To do –
Among the lines below, list those containing the string "marker".

Stored records
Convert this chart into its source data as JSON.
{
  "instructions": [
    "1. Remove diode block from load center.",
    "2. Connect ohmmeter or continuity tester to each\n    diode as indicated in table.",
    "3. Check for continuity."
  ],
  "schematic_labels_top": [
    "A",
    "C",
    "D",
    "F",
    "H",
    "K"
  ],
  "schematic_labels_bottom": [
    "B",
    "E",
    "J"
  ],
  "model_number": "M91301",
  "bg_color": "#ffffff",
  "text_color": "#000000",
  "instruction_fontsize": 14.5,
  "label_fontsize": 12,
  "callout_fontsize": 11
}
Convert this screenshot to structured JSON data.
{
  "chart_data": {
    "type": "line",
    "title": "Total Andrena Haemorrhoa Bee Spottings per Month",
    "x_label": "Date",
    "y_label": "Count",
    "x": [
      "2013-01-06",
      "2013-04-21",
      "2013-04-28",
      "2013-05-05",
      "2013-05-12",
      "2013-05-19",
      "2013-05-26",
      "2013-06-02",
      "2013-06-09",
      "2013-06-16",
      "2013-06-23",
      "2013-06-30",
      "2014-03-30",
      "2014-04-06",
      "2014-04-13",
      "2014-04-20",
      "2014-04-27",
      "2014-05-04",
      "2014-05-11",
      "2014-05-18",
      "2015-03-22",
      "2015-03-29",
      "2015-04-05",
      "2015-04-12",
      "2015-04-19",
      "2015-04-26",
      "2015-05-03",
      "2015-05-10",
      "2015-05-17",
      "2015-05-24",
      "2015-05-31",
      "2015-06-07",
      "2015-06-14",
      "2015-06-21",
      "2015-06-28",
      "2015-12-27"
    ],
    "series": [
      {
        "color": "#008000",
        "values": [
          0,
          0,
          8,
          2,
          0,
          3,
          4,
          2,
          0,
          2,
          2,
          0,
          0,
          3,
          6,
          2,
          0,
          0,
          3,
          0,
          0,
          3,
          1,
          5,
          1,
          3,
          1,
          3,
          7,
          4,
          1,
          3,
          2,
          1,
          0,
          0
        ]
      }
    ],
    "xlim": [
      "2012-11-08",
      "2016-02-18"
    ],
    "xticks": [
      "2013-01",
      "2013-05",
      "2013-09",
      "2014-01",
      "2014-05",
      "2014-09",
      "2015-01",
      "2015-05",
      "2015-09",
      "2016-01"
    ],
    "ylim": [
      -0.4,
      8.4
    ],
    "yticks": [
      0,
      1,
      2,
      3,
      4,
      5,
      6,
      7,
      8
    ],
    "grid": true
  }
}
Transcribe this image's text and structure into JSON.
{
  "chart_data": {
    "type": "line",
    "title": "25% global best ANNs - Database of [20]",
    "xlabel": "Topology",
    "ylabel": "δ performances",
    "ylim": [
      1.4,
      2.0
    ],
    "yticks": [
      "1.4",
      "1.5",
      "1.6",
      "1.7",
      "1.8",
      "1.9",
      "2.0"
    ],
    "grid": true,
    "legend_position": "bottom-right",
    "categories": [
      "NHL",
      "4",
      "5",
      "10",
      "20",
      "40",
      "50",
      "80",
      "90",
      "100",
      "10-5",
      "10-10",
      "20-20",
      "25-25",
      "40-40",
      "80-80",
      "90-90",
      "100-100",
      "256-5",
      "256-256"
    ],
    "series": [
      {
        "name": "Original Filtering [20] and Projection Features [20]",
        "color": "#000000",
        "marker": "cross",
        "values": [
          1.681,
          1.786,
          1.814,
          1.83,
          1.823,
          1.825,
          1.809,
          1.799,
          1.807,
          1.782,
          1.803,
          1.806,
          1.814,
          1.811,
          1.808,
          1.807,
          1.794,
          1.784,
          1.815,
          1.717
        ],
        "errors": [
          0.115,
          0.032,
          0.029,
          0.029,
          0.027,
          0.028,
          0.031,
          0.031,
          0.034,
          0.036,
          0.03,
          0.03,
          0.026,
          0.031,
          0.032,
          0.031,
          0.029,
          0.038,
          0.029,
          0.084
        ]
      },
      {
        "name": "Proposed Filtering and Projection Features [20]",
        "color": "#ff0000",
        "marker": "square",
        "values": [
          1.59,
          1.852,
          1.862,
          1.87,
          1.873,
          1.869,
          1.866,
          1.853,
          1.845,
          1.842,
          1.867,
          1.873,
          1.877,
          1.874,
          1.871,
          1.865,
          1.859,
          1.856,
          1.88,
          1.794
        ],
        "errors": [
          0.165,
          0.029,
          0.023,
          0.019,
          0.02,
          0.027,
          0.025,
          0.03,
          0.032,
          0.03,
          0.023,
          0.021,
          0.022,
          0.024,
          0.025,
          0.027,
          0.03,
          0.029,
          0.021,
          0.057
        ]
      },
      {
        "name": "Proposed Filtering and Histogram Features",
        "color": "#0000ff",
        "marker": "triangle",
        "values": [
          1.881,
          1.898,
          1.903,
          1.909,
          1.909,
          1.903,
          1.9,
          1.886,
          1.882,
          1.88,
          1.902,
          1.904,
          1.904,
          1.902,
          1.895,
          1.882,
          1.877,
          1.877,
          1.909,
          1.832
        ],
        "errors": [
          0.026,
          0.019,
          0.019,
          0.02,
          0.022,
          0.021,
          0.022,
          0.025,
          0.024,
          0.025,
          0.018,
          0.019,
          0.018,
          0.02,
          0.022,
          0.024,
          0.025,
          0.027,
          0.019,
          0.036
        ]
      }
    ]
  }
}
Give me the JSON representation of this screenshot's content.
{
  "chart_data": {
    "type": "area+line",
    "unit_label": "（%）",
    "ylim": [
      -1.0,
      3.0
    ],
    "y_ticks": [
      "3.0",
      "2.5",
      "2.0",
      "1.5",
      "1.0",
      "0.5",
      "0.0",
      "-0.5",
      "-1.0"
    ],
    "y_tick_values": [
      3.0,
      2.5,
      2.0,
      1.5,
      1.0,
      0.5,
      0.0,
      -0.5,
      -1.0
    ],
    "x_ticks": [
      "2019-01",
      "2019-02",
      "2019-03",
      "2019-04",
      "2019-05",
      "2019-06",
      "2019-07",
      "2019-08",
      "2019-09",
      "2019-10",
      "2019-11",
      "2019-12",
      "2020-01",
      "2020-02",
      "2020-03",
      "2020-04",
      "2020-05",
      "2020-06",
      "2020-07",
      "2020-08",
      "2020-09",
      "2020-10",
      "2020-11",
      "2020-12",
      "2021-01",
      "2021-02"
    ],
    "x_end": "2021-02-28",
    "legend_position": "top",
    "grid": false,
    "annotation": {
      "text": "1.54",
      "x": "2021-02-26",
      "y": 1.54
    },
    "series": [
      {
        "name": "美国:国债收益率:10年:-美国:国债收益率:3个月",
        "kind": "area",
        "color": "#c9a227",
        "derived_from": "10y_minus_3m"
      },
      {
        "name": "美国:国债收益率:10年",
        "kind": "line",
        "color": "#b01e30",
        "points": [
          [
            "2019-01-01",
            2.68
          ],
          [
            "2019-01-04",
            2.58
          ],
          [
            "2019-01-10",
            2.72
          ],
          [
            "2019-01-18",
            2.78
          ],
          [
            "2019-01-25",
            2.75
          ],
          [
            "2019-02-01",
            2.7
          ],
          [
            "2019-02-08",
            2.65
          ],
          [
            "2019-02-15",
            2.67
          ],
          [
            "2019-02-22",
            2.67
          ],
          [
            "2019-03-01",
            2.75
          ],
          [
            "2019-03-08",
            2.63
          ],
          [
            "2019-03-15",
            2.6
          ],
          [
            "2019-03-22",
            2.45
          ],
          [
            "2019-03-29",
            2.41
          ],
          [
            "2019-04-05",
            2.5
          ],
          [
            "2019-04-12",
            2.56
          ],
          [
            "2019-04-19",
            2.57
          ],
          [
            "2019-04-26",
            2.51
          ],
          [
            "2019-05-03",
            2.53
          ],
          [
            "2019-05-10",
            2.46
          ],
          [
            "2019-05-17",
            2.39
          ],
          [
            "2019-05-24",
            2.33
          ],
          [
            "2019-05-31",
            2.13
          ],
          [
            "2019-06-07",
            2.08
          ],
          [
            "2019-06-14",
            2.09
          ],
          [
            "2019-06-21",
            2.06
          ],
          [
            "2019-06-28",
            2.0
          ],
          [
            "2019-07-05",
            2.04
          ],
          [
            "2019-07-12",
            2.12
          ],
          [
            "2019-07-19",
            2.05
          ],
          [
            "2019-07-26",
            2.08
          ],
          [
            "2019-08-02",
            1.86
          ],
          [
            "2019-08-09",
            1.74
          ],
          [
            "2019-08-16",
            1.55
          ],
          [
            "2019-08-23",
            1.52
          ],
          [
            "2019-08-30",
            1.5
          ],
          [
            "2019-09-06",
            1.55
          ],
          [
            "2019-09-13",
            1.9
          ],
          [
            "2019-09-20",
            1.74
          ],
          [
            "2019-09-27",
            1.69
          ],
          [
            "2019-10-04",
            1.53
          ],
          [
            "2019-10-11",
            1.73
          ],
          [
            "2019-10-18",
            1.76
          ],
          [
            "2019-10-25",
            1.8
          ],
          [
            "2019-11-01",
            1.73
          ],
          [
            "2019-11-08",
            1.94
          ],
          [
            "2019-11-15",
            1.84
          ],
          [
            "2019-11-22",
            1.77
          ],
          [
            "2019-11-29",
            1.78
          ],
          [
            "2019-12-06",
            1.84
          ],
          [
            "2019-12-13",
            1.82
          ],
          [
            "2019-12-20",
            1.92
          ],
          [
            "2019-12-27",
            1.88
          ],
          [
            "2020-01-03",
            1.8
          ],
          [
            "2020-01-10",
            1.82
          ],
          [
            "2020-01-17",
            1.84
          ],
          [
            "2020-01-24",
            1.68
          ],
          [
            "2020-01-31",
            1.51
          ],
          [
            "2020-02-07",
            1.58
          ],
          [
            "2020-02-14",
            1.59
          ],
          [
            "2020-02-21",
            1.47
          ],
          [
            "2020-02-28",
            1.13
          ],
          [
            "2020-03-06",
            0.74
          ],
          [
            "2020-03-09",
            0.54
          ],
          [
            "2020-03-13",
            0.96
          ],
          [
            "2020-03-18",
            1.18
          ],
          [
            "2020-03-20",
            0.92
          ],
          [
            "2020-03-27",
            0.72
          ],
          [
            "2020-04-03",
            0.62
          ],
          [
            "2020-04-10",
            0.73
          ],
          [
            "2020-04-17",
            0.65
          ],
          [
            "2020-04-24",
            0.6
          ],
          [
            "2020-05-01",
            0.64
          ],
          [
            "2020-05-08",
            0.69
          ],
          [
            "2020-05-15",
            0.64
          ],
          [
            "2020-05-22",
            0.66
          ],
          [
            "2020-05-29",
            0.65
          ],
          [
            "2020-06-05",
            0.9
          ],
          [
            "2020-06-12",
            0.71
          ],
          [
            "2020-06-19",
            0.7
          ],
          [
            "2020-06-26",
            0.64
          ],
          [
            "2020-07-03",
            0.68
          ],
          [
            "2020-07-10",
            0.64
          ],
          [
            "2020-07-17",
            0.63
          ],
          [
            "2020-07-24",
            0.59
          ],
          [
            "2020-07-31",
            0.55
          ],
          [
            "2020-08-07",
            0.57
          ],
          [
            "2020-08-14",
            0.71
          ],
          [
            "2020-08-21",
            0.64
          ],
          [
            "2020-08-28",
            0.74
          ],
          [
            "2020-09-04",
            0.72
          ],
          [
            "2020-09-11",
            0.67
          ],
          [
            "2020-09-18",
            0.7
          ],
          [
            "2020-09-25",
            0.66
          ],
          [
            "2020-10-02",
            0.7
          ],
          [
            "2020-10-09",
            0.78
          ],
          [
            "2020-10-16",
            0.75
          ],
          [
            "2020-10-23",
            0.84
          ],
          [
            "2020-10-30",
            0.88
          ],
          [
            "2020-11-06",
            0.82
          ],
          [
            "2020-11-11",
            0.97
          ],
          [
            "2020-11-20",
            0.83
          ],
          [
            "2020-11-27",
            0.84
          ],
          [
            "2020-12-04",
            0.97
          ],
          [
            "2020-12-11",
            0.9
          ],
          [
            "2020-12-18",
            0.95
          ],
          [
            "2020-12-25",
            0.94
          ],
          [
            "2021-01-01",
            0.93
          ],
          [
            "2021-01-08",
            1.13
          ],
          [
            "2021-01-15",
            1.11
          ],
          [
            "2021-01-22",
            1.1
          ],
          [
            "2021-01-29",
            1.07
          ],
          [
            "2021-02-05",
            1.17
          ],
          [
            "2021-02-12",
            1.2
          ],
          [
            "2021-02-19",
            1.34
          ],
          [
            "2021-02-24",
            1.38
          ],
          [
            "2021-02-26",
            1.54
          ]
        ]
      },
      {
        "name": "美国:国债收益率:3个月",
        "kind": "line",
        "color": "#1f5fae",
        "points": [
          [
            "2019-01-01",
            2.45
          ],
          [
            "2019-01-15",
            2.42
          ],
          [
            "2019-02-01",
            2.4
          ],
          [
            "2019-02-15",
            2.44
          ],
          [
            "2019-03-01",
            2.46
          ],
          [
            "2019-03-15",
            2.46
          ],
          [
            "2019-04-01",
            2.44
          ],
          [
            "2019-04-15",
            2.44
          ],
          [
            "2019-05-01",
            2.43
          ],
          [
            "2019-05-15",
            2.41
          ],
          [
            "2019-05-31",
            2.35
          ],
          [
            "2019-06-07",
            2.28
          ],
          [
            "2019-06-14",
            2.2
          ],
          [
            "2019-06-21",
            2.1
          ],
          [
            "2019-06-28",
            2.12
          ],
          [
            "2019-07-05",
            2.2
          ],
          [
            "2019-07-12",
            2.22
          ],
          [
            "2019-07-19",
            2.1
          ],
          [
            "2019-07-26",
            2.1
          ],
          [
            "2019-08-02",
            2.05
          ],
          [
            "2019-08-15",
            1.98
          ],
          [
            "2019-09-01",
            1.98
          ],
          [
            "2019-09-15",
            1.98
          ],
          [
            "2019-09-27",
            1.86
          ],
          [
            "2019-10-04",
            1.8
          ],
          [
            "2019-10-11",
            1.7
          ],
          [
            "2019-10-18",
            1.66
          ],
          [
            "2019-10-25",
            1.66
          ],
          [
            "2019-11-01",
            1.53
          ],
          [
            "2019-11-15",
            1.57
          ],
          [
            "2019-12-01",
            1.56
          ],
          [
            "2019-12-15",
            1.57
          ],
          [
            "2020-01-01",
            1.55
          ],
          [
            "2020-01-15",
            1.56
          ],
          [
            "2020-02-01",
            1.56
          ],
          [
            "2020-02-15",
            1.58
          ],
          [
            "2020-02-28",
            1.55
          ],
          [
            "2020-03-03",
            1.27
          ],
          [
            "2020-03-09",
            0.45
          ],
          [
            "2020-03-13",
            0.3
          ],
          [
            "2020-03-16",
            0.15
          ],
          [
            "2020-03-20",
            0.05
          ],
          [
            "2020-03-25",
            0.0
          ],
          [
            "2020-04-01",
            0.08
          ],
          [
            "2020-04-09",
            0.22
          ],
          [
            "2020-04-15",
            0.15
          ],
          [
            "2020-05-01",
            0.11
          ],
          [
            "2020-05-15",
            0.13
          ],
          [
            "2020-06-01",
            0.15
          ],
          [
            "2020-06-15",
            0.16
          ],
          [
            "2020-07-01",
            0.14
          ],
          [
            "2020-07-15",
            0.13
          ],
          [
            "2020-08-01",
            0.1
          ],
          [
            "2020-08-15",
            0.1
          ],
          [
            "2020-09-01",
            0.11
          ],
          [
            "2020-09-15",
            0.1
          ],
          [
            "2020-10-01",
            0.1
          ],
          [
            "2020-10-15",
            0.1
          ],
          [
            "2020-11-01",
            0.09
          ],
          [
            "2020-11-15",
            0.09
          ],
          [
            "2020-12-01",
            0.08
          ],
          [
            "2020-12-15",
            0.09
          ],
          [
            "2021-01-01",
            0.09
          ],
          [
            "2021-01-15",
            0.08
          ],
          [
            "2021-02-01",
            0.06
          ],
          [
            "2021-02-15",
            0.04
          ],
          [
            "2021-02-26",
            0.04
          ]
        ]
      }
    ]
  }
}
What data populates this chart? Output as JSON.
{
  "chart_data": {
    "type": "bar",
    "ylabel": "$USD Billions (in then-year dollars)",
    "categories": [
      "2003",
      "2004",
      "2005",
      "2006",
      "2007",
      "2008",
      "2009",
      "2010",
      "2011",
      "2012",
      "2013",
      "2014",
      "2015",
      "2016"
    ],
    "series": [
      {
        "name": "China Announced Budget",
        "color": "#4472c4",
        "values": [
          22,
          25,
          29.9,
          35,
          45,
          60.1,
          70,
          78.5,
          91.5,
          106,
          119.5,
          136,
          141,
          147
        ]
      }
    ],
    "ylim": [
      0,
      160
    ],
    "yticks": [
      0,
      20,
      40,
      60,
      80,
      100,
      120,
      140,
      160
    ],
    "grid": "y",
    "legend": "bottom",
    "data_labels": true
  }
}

Solution to this problem –
        "marker": "cross",
        "marker": "square",
        "marker": "triangle",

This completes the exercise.